[begin Information shown]
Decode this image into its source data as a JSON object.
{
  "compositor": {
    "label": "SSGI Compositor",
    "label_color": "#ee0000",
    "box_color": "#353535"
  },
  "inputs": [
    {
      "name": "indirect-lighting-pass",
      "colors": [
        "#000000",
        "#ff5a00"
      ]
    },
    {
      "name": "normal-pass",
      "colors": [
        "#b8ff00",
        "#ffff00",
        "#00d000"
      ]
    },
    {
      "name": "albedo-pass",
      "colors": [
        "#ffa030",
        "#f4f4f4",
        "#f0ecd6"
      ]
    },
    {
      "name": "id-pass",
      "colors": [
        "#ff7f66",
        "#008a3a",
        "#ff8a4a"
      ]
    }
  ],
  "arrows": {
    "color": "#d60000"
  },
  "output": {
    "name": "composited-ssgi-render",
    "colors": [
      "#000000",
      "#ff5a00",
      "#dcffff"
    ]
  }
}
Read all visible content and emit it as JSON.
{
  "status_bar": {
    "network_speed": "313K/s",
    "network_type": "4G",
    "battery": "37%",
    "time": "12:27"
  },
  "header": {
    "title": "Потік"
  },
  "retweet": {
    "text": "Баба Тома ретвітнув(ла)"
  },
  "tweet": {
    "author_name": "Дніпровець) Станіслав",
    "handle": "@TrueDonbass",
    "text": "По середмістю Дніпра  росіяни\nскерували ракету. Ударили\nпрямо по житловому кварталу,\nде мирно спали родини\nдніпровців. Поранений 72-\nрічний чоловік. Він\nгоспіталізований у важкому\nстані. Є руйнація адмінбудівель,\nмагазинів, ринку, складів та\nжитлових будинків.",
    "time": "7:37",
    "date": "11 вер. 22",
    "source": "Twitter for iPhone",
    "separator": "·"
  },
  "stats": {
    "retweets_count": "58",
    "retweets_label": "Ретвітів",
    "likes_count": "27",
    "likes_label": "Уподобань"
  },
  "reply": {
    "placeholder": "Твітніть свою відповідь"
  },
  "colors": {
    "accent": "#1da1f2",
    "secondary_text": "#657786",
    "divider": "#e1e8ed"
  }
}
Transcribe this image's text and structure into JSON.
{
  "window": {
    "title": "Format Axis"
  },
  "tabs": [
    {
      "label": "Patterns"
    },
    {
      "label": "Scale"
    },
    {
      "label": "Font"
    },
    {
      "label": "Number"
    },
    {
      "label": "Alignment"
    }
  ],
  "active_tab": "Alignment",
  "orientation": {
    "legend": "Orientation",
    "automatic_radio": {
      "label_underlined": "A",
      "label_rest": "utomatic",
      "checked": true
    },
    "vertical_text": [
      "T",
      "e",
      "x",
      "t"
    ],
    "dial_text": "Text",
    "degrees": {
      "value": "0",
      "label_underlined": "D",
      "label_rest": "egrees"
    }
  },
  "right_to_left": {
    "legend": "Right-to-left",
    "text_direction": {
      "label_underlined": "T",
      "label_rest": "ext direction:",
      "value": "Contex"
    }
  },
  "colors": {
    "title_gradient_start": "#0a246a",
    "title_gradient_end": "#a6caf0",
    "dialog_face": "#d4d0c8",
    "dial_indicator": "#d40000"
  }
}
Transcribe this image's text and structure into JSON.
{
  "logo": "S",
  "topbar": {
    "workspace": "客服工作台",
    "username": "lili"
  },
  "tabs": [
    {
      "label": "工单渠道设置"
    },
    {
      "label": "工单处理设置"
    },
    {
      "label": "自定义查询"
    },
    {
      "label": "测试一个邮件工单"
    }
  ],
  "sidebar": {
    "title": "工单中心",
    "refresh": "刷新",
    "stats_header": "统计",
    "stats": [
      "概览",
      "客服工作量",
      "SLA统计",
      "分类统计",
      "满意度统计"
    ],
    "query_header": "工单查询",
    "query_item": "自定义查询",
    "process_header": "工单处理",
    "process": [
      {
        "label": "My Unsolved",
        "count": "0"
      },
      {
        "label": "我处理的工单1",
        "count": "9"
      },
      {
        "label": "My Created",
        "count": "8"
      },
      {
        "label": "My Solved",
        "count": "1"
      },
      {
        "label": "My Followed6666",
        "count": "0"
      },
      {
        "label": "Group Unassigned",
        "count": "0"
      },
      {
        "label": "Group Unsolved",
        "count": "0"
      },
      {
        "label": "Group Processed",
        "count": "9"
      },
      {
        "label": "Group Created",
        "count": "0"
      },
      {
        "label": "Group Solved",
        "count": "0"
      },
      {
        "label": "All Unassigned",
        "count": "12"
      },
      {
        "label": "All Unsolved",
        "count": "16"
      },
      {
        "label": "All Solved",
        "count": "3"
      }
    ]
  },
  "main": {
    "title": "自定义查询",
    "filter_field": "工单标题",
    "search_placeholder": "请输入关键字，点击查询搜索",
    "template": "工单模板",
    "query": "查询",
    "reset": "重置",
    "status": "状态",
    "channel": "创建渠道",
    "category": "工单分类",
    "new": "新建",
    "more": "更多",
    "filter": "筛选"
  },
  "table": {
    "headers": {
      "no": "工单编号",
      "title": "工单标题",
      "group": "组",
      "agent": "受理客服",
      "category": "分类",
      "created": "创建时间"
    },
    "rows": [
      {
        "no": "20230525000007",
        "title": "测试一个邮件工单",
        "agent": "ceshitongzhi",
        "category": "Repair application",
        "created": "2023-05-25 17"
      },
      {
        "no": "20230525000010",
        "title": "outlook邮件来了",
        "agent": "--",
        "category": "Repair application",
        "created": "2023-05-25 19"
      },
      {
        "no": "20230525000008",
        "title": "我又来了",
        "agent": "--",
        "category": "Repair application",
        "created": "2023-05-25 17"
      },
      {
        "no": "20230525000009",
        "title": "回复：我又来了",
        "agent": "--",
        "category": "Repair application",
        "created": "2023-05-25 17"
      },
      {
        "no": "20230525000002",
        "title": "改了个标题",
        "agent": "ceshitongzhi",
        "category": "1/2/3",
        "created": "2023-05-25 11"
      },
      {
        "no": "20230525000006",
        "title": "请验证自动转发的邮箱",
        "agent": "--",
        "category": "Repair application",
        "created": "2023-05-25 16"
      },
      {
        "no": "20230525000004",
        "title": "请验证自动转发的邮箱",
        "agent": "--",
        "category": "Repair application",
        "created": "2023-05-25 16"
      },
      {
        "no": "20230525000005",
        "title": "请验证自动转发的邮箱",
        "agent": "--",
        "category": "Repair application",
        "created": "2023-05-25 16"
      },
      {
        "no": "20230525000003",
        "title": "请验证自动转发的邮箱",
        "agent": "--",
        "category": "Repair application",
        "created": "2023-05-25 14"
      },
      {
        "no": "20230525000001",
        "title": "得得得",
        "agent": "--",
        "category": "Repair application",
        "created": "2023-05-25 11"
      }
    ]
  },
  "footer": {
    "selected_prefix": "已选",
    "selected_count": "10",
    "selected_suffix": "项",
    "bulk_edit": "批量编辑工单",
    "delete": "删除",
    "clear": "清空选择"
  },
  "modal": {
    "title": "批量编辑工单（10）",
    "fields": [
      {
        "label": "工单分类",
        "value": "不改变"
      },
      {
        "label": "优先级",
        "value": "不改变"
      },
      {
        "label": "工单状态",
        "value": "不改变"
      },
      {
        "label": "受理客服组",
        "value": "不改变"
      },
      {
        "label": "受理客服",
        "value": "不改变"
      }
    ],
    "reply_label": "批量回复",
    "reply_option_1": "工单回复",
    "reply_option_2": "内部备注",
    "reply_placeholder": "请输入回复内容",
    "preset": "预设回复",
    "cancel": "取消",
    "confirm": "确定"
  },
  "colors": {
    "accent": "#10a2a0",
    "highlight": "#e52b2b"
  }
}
[end Information shown]
● Written request:
Reproduce the full listing above, character for character.

● Worked solution:
Decode this image into its source data as a JSON object.
{
  "compositor": {
    "label": "SSGI Compositor",
    "label_color": "#ee0000",
    "box_color": "#353535"
  },
  "inputs": [
    {
      "name": "indirect-lighting-pass",
      "colors": [
        "#000000",
        "#ff5a00"
      ]
    },
    {
      "name": "normal-pass",
      "colors": [
        "#b8ff00",
        "#ffff00",
        "#00d000"
      ]
    },
    {
      "name": "albedo-pass",
      "colors": [
        "#ffa030",
        "#f4f4f4",
        "#f0ecd6"
      ]
    },
    {
      "name": "id-pass",
      "colors": [
        "#ff7f66",
        "#008a3a",
        "#ff8a4a"
      ]
    }
  ],
  "arrows": {
    "color": "#d60000"
  },
  "output": {
    "name": "composited-ssgi-render",
    "colors": [
      "#000000",
      "#ff5a00",
      "#dcffff"
    ]
  }
}
Read all visible content and emit it as JSON.
{
  "status_bar": {
    "network_speed": "313K/s",
    "network_type": "4G",
    "battery": "37%",
    "time": "12:27"
  },
  "header": {
    "title": "Потік"
  },
  "retweet": {
    "text": "Баба Тома ретвітнув(ла)"
  },
  "tweet": {
    "author_name": "Дніпровець) Станіслав",
    "handle": "@TrueDonbass",
    "text": "По середмістю Дніпра  росіяни\nскерували ракету. Ударили\nпрямо по житловому кварталу,\nде мирно спали родини\nдніпровців. Поранений 72-\nрічний чоловік. Він\nгоспіталізований у важкому\nстані. Є руйнація адмінбудівель,\nмагазинів, ринку, складів та\nжитлових будинків.",
    "time": "7:37",
    "date": "11 вер. 22",
    "source": "Twitter for iPhone",
    "separator": "·"
  },
  "stats": {
    "retweets_count": "58",
    "retweets_label": "Ретвітів",
    "likes_count": "27",
    "likes_label": "Уподобань"
  },
  "reply": {
    "placeholder": "Твітніть свою відповідь"
  },
  "colors": {
    "accent": "#1da1f2",
    "secondary_text": "#657786",
    "divider": "#e1e8ed"
  }
}
Transcribe this image's text and structure into JSON.
{
  "window": {
    "title": "Format Axis"
  },
  "tabs": [
    {
      "label": "Patterns"
    },
    {
      "label": "Scale"
    },
    {
      "label": "Font"
    },
    {
      "label": "Number"
    },
    {
      "label": "Alignment"
    }
  ],
  "active_tab": "Alignment",
  "orientation": {
    "legend": "Orientation",
    "automatic_radio": {
      "label_underlined": "A",
      "label_rest": "utomatic",
      "checked": true
    },
    "vertical_text": [
      "T",
      "e",
      "x",
      "t"
    ],
    "dial_text": "Text",
    "degrees": {
      "value": "0",
      "label_underlined": "D",
      "label_rest": "egrees"
    }
  },
  "right_to_left": {
    "legend": "Right-to-left",
    "text_direction": {
      "label_underlined": "T",
      "label_rest": "ext direction:",
      "value": "Contex"
    }
  },
  "colors": {
    "title_gradient_start": "#0a246a",
    "title_gradient_end": "#a6caf0",
    "dialog_face": "#d4d0c8",
    "dial_indicator": "#d40000"
  }
}
Transcribe this image's text and structure into JSON.
{
  "logo": "S",
  "topbar": {
    "workspace": "客服工作台",
    "username": "lili"
  },
  "tabs": [
    {
      "label": "工单渠道设置"
    },
    {
      "label": "工单处理设置"
    },
    {
      "label": "自定义查询"
    },
    {
      "label": "测试一个邮件工单"
    }
  ],
  "sidebar": {
    "title": "工单中心",
    "refresh": "刷新",
    "stats_header": "统计",
    "stats": [
      "概览",
      "客服工作量",
      "SLA统计",
      "分类统计",
      "满意度统计"
    ],
    "query_header": "工单查询",
    "query_item": "自定义查询",
    "process_header": "工单处理",
    "process": [
      {
        "label": "My Unsolved",
        "count": "0"
      },
      {
        "label": "我处理的工单1",
        "count": "9"
      },
      {
        "label": "My Created",
        "count": "8"
      },
      {
        "label": "My Solved",
        "count": "1"
      },
      {
        "label": "My Followed6666",
        "count": "0"
      },
      {
        "label": "Group Unassigned",
        "count": "0"
      },
      {
        "label": "Group Unsolved",
        "count": "0"
      },
      {
        "label": "Group Processed",
        "count": "9"
      },
      {
        "label": "Group Created",
        "count": "0"
      },
      {
        "label": "Group Solved",
        "count": "0"
      },
      {
        "label": "All Unassigned",
        "count": "12"
      },
      {
        "label": "All Unsolved",
        "count": "16"
      },
      {
        "label": "All Solved",
        "count": "3"
      }
    ]
  },
  "main": {
    "title": "自定义查询",
    "filter_field": "工单标题",
    "search_placeholder": "请输入关键字，点击查询搜索",
    "template": "工单模板",
    "query": "查询",
    "reset": "重置",
    "status": "状态",
    "channel": "创建渠道",
    "category": "工单分类",
    "new": "新建",
    "more": "更多",
    "filter": "筛选"
  },
  "table": {
    "headers": {
      "no": "工单编号",
      "title": "工单标题",
      "group": "组",
      "agent": "受理客服",
      "category": "分类",
      "created": "创建时间"
    },
    "rows": [
      {
        "no": "20230525000007",
        "title": "测试一个邮件工单",
        "agent": "ceshitongzhi",
        "category": "Repair application",
        "created": "2023-05-25 17"
      },
      {
        "no": "20230525000010",
        "title": "outlook邮件来了",
        "agent": "--",
        "category": "Repair application",
        "created": "2023-05-25 19"
      },
      {
        "no": "20230525000008",
        "title": "我又来了",
        "agent": "--",
        "category": "Repair application",
        "created": "2023-05-25 17"
      },
      {
        "no": "20230525000009",
        "title": "回复：我又来了",
        "agent": "--",
        "category": "Repair application",
        "created": "2023-05-25 17"
      },
      {
        "no": "20230525000002",
        "title": "改了个标题",
        "agent": "ceshitongzhi",
        "category": "1/2/3",
        "created": "2023-05-25 11"
      },
      {
        "no": "20230525000006",
        "title": "请验证自动转发的邮箱",
        "agent": "--",
        "category": "Repair application",
        "created": "2023-05-25 16"
      },
      {
        "no": "20230525000004",
        "title": "请验证自动转发的邮箱",
        "agent": "--",
        "category": "Repair application",
        "created": "2023-05-25 16"
      },
      {
        "no": "20230525000005",
        "title": "请验证自动转发的邮箱",
        "agent": "--",
        "category": "Repair application",
        "created": "2023-05-25 16"
      },
      {
        "no": "20230525000003",
        "title": "请验证自动转发的邮箱",
        "agent": "--",
        "category": "Repair application",
        "created": "2023-05-25 14"
      },
      {
        "no": "20230525000001",
        "title": "得得得",
        "agent": "--",
        "category": "Repair application",
        "created": "2023-05-25 11"
      }
    ]
  },
  "footer": {
    "selected_prefix": "已选",
    "selected_count": "10",
    "selected_suffix": "项",
    "bulk_edit": "批量编辑工单",
    "delete": "删除",
    "clear": "清空选择"
  },
  "modal": {
    "title": "批量编辑工单（10）",
    "fields": [
      {
        "label": "工单分类",
        "value": "不改变"
      },
      {
        "label": "优先级",
        "value": "不改变"
      },
      {
        "label": "工单状态",
        "value": "不改变"
      },
      {
        "label": "受理客服组",
        "value": "不改变"
      },
      {
        "label": "受理客服",
        "value": "不改变"
      }
    ],
    "reply_label": "批量回复",
    "reply_option_1": "工单回复",
    "reply_option_2": "内部备注",
    "reply_placeholder": "请输入回复内容",
    "preset": "预设回复",
    "cancel": "取消",
    "confirm": "确定"
  },
  "colors": {
    "accent": "#10a2a0",
    "highlight": "#e52b2b"
  }
}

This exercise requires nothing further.